* [The records]
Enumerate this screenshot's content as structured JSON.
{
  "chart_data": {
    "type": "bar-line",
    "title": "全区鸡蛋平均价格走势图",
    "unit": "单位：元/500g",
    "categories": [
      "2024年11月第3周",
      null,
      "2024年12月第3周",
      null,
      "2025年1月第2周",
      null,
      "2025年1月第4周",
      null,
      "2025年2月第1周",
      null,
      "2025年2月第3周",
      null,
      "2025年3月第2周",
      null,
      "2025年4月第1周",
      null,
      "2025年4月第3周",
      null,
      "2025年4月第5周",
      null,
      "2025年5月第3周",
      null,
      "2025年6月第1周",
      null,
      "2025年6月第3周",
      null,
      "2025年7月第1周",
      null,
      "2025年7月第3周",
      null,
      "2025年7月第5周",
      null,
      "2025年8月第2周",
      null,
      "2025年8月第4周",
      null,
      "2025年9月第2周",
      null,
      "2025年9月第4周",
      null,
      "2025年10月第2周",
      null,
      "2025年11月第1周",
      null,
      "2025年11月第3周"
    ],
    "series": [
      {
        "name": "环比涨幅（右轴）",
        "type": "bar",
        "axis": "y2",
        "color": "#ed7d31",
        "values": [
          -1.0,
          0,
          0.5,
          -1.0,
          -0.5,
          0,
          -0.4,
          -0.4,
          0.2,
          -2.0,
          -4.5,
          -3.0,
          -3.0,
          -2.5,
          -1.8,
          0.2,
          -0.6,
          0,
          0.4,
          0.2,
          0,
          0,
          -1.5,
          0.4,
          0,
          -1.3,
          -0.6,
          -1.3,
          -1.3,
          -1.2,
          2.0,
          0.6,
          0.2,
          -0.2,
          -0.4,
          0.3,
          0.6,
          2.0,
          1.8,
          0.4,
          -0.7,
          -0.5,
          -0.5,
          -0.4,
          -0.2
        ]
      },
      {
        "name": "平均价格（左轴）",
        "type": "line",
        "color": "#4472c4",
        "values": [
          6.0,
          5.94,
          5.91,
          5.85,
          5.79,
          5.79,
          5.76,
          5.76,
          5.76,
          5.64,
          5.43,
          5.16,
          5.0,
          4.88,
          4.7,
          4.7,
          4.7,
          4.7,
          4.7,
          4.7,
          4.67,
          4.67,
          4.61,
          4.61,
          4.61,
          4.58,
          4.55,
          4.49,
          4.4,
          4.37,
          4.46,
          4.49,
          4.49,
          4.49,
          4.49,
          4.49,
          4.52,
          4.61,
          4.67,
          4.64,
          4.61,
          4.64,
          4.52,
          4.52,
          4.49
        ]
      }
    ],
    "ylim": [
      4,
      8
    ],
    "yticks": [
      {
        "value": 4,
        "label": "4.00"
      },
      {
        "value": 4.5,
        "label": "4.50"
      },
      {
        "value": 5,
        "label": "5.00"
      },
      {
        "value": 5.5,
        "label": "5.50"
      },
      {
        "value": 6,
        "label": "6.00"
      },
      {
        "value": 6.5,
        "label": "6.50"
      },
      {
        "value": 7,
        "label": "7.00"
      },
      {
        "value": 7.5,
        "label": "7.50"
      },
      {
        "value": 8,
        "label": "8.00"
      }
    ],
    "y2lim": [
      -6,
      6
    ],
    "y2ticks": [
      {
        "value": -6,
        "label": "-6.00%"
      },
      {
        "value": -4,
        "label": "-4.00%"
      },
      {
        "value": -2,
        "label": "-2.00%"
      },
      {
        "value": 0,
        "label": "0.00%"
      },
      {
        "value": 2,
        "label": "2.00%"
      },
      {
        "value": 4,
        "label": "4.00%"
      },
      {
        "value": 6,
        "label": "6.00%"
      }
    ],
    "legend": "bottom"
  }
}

* [Direction] Each of the records should be retyped exactly.

* [Output of the task]
Enumerate this screenshot's content as structured JSON.
{
  "chart_data": {
    "type": "bar-line",
    "title": "全区鸡蛋平均价格走势图",
    "unit": "单位：元/500g",
    "categories": [
      "2024年11月第3周",
      null,
      "2024年12月第3周",
      null,
      "2025年1月第2周",
      null,
      "2025年1月第4周",
      null,
      "2025年2月第1周",
      null,
      "2025年2月第3周",
      null,
      "2025年3月第2周",
      null,
      "2025年4月第1周",
      null,
      "2025年4月第3周",
      null,
      "2025年4月第5周",
      null,
      "2025年5月第3周",
      null,
      "2025年6月第1周",
      null,
      "2025年6月第3周",
      null,
      "2025年7月第1周",
      null,
      "2025年7月第3周",
      null,
      "2025年7月第5周",
      null,
      "2025年8月第2周",
      null,
      "2025年8月第4周",
      null,
      "2025年9月第2周",
      null,
      "2025年9月第4周",
      null,
      "2025年10月第2周",
      null,
      "2025年11月第1周",
      null,
      "2025年11月第3周"
    ],
    "series": [
      {
        "name": "环比涨幅（右轴）",
        "type": "bar",
        "axis": "y2",
        "color": "#ed7d31",
        "values": [
          -1.0,
          0,
          0.5,
          -1.0,
          -0.5,
          0,
          -0.4,
          -0.4,
          0.2,
          -2.0,
          -4.5,
          -3.0,
          -3.0,
          -2.5,
          -1.8,
          0.2,
          -0.6,
          0,
          0.4,
          0.2,
          0,
          0,
          -1.5,
          0.4,
          0,
          -1.3,
          -0.6,
          -1.3,
          -1.3,
          -1.2,
          2.0,
          0.6,
          0.2,
          -0.2,
          -0.4,
          0.3,
          0.6,
          2.0,
          1.8,
          0.4,
          -0.7,
          -0.5,
          -0.5,
          -0.4,
          -0.2
        ]
      },
      {
        "name": "平均价格（左轴）",
        "type": "line",
        "color": "#4472c4",
        "values": [
          6.0,
          5.94,
          5.91,
          5.85,
          5.79,
          5.79,
          5.76,
          5.76,
          5.76,
          5.64,
          5.43,
          5.16,
          5.0,
          4.88,
          4.7,
          4.7,
          4.7,
          4.7,
          4.7,
          4.7,
          4.67,
          4.67,
          4.61,
          4.61,
          4.61,
          4.58,
          4.55,
          4.49,
          4.4,
          4.37,
          4.46,
          4.49,
          4.49,
          4.49,
          4.49,
          4.49,
          4.52,
          4.61,
          4.67,
          4.64,
          4.61,
          4.64,
          4.52,
          4.52,
          4.49
        ]
      }
    ],
    "ylim": [
      4,
      8
    ],
    "yticks": [
      {
        "value": 4,
        "label": "4.00"
      },
      {
        "value": 4.5,
        "label": "4.50"
      },
      {
        "value": 5,
        "label": "5.00"
      },
      {
        "value": 5.5,
        "label": "5.50"
      },
      {
        "value": 6,
        "label": "6.00"
      },
      {
        "value": 6.5,
        "label": "6.50"
      },
      {
        "value": 7,
        "label": "7.00"
      },
      {
        "value": 7.5,
        "label": "7.50"
      },
      {
        "value": 8,
        "label": "8.00"
      }
    ],
    "y2lim": [
      -6,
      6
    ],
    "y2ticks": [
      {
        "value": -6,
        "label": "-6.00%"
      },
      {
        "value": -4,
        "label": "-4.00%"
      },
      {
        "value": -2,
        "label": "-2.00%"
      },
      {
        "value": 0,
        "label": "0.00%"
      },
      {
        "value": 2,
        "label": "2.00%"
      },
      {
        "value": 4,
        "label": "4.00%"
      },
      {
        "value": 6,
        "label": "6.00%"
      }
    ],
    "legend": "bottom"
  }
}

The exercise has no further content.